BRIEF: Don't copy the pictures; return every other part of the records exactly.

++++ RECORD EXTRACTS ++++

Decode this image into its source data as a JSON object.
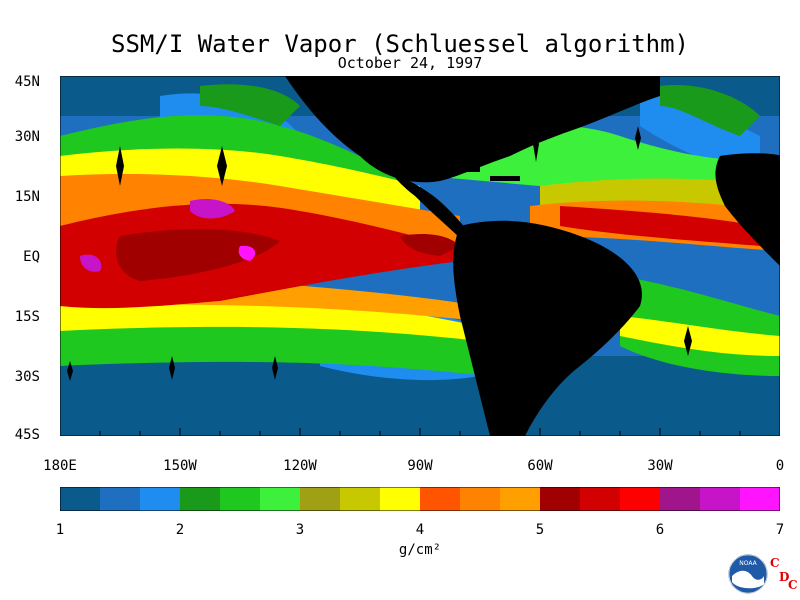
{
  "title": "SSM/I Water Vapor (Schluessel algorithm)",
  "subtitle": "October 24, 1997",
  "lat_labels": [
    "45N",
    "30N",
    "15N",
    "EQ",
    "15S",
    "30S",
    "45S"
  ],
  "lon_labels": [
    "180E",
    "150W",
    "120W",
    "90W",
    "60W",
    "30W",
    "0"
  ],
  "colorbar": {
    "colors": [
      "#0a5a8c",
      "#1e6fbf",
      "#1f8cf0",
      "#1a9a1a",
      "#1ec81e",
      "#3cf03c",
      "#a0a014",
      "#c8c800",
      "#ffff00",
      "#ff5500",
      "#ff8200",
      "#ffa000",
      "#a00000",
      "#d20000",
      "#ff0000",
      "#a0148c",
      "#c814c8",
      "#ff14ff"
    ],
    "tick_labels": [
      "1",
      "2",
      "3",
      "4",
      "5",
      "6",
      "7"
    ],
    "units": "g/cm²"
  },
  "logo": {
    "text": "NOAA",
    "letters": [
      "C",
      "D",
      "C"
    ]
  }
}
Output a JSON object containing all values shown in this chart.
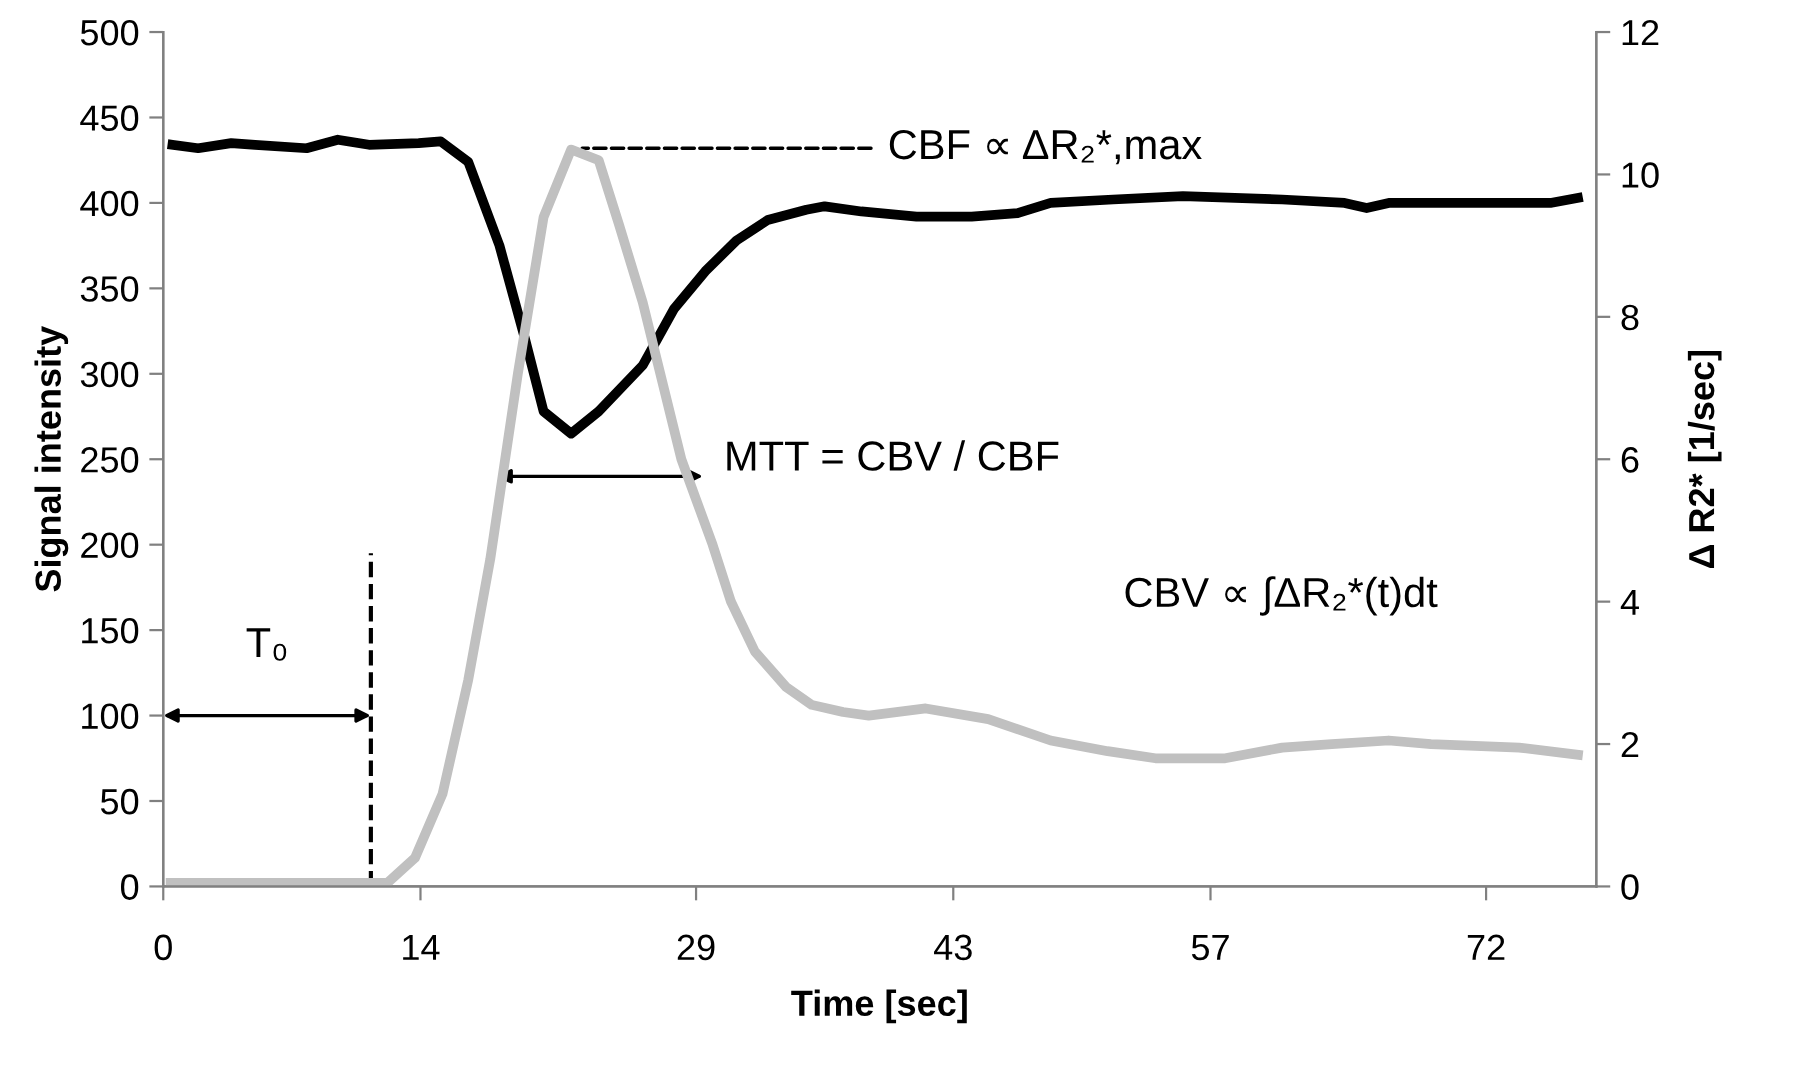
{
  "chart_data": {
    "type": "line",
    "xlabel": "Time [sec]",
    "ylabel": "Signal intensity",
    "y2label": "Δ R2* [1/sec]",
    "xlim": [
      0,
      78
    ],
    "xticks": [
      0,
      14,
      29,
      43,
      57,
      72
    ],
    "ref_lines": [
      {
        "axis": "x",
        "value": 11.3,
        "line_style": "dashed",
        "color": "#000000"
      }
    ],
    "ylim": [
      0,
      500
    ],
    "yticks": [
      0,
      50,
      100,
      150,
      200,
      250,
      300,
      350,
      400,
      450,
      500
    ],
    "y2lim": [
      0,
      12
    ],
    "y2ticks": [
      0,
      2,
      4,
      6,
      8,
      10,
      12
    ],
    "grid": false,
    "legend": false,
    "marker": "none",
    "line_style": "solid",
    "series": [
      {
        "color": "#000000",
        "x": [
          0.5,
          1.9,
          3.7,
          5,
          7.8,
          9.5,
          11.2,
          13.9,
          15.1,
          16.6,
          18.3,
          19.7,
          20.7,
          22.2,
          23.7,
          26.1,
          27.8,
          29.5,
          31.2,
          32.9,
          35,
          36,
          38,
          41,
          44,
          46.5,
          48.3,
          51.7,
          55.5,
          60.9,
          64.3,
          65.5,
          66.7,
          71,
          75.5,
          77
        ],
        "values": [
          434,
          432,
          435,
          434,
          432,
          437,
          434,
          435,
          436,
          424,
          375,
          320,
          278,
          265,
          278,
          305,
          338,
          360,
          378,
          390,
          396,
          398,
          395,
          392,
          392,
          394,
          400,
          402,
          404,
          402,
          400,
          397,
          400,
          400,
          400,
          403
        ]
      },
      {
        "color": "#c0c0c0",
        "axis": "y2",
        "x": [
          0.4,
          12.2,
          13.7,
          15.2,
          16.6,
          17.8,
          19.3,
          20.7,
          22.2,
          23.7,
          24.8,
          26.1,
          28.2,
          29.9,
          30.9,
          32.2,
          33.9,
          35.3,
          37,
          38.4,
          41.5,
          44.9,
          48.3,
          51.4,
          54,
          57.8,
          60.9,
          63.6,
          66.7,
          69,
          73.8,
          77
        ],
        "values": [
          0.05,
          0.05,
          0.4,
          1.3,
          2.9,
          4.6,
          7.2,
          9.4,
          10.35,
          10.2,
          9.3,
          8.2,
          6.0,
          4.8,
          4.0,
          3.3,
          2.8,
          2.55,
          2.45,
          2.4,
          2.5,
          2.35,
          2.05,
          1.9,
          1.8,
          1.8,
          1.95,
          2.0,
          2.05,
          2.0,
          1.95,
          1.85
        ]
      }
    ],
    "annotations": [
      {
        "text": "CBF ∝ ΔR₂*,max",
        "x": 22.8,
        "y": 432
      },
      {
        "text": "MTT = CBV / CBF",
        "x": 28.4,
        "y": 240
      },
      "CBV ∝ ∫ΔR₂*(t)dt",
      "T₀"
    ]
  }
}
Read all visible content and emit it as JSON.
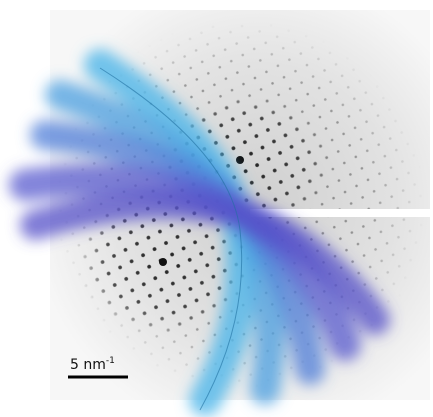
{
  "scale_bar": {
    "label": "5 nm",
    "exponent": "-1"
  }
}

++++

RESULT FOR THIS EXERCISE:
Decode this image into its source data as a JSON object.
{
  "title": "SSM/I Water Vapor (Schluessel algorithm)",
  "subtitle": "October 24, 1997",
  "lat_labels": [
    "45N",
    "30N",
    "15N",
    "EQ",
    "15S",
    "30S",
    "45S"
  ],
  "lon_labels": [
    "180E",
    "150W",
    "120W",
    "90W",
    "60W",
    "30W",
    "0"
  ],
  "colorbar": {
    "colors": [
      "#0a5a8c",
      "#1e6fbf",
      "#1f8cf0",
      "#1a9a1a",
      "#1ec81e",
      "#3cf03c",
      "#a0a014",
      "#c8c800",
      "#ffff00",
      "#ff5500",
      "#ff8200",
      "#ffa000",
      "#a00000",
      "#d20000",
      "#ff0000",
      "#a0148c",
      "#c814c8",
      "#ff14ff"
    ],
    "tick_labels": [
      "1",
      "2",
      "3",
      "4",
      "5",
      "6",
      "7"
    ],
    "units": "g/cm²"
  },
  "logo": {
    "text": "NOAA",
    "letters": [
      "C",
      "D",
      "C"
    ]
  }
}
Output a JSON object containing all values shown in this chart.
{
  "chart_data": {
    "type": "line",
    "xlabel": "Time [sec]",
    "ylabel": "Signal intensity",
    "y2label": "Δ R2* [1/sec]",
    "xlim": [
      0,
      78
    ],
    "xticks": [
      0,
      14,
      29,
      43,
      57,
      72
    ],
    "ref_lines": [
      {
        "axis": "x",
        "value": 11.3,
        "line_style": "dashed",
        "color": "#000000"
      }
    ],
    "ylim": [
      0,
      500
    ],
    "yticks": [
      0,
      50,
      100,
      150,
      200,
      250,
      300,
      350,
      400,
      450,
      500
    ],
    "y2lim": [
      0,
      12
    ],
    "y2ticks": [
      0,
      2,
      4,
      6,
      8,
      10,
      12
    ],
    "grid": false,
    "legend": false,
    "marker": "none",
    "line_style": "solid",
    "series": [
      {
        "color": "#000000",
        "x": [
          0.5,
          1.9,
          3.7,
          5,
          7.8,
          9.5,
          11.2,
          13.9,
          15.1,
          16.6,
          18.3,
          19.7,
          20.7,
          22.2,
          23.7,
          26.1,
          27.8,
          29.5,
          31.2,
          32.9,
          35,
          36,
          38,
          41,
          44,
          46.5,
          48.3,
          51.7,
          55.5,
          60.9,
          64.3,
          65.5,
          66.7,
          71,
          75.5,
          77
        ],
        "values": [
          434,
          432,
          435,
          434,
          432,
          437,
          434,
          435,
          436,
          424,
          375,
          320,
          278,
          265,
          278,
          305,
          338,
          360,
          378,
          390,
          396,
          398,
          395,
          392,
          392,
          394,
          400,
          402,
          404,
          402,
          400,
          397,
          400,
          400,
          400,
          403
        ]
      },
      {
        "color": "#c0c0c0",
        "axis": "y2",
        "x": [
          0.4,
          12.2,
          13.7,
          15.2,
          16.6,
          17.8,
          19.3,
          20.7,
          22.2,
          23.7,
          24.8,
          26.1,
          28.2,
          29.9,
          30.9,
          32.2,
          33.9,
          35.3,
          37,
          38.4,
          41.5,
          44.9,
          48.3,
          51.4,
          54,
          57.8,
          60.9,
          63.6,
          66.7,
          69,
          73.8,
          77
        ],
        "values": [
          0.05,
          0.05,
          0.4,
          1.3,
          2.9,
          4.6,
          7.2,
          9.4,
          10.35,
          10.2,
          9.3,
          8.2,
          6.0,
          4.8,
          4.0,
          3.3,
          2.8,
          2.55,
          2.45,
          2.4,
          2.5,
          2.35,
          2.05,
          1.9,
          1.8,
          1.8,
          1.95,
          2.0,
          2.05,
          2.0,
          1.95,
          1.85
        ]
      }
    ],
    "annotations": [
      {
        "text": "CBF ∝ ΔR₂*,max",
        "x": 22.8,
        "y": 432
      },
      {
        "text": "MTT = CBV / CBF",
        "x": 28.4,
        "y": 240
      },
      "CBV ∝ ∫ΔR₂*(t)dt",
      "T₀"
    ]
  }
}
Read all visible content and emit it as JSON.
{
  "scale_bar": {
    "label": "5 nm",
    "exponent": "-1"
  }
}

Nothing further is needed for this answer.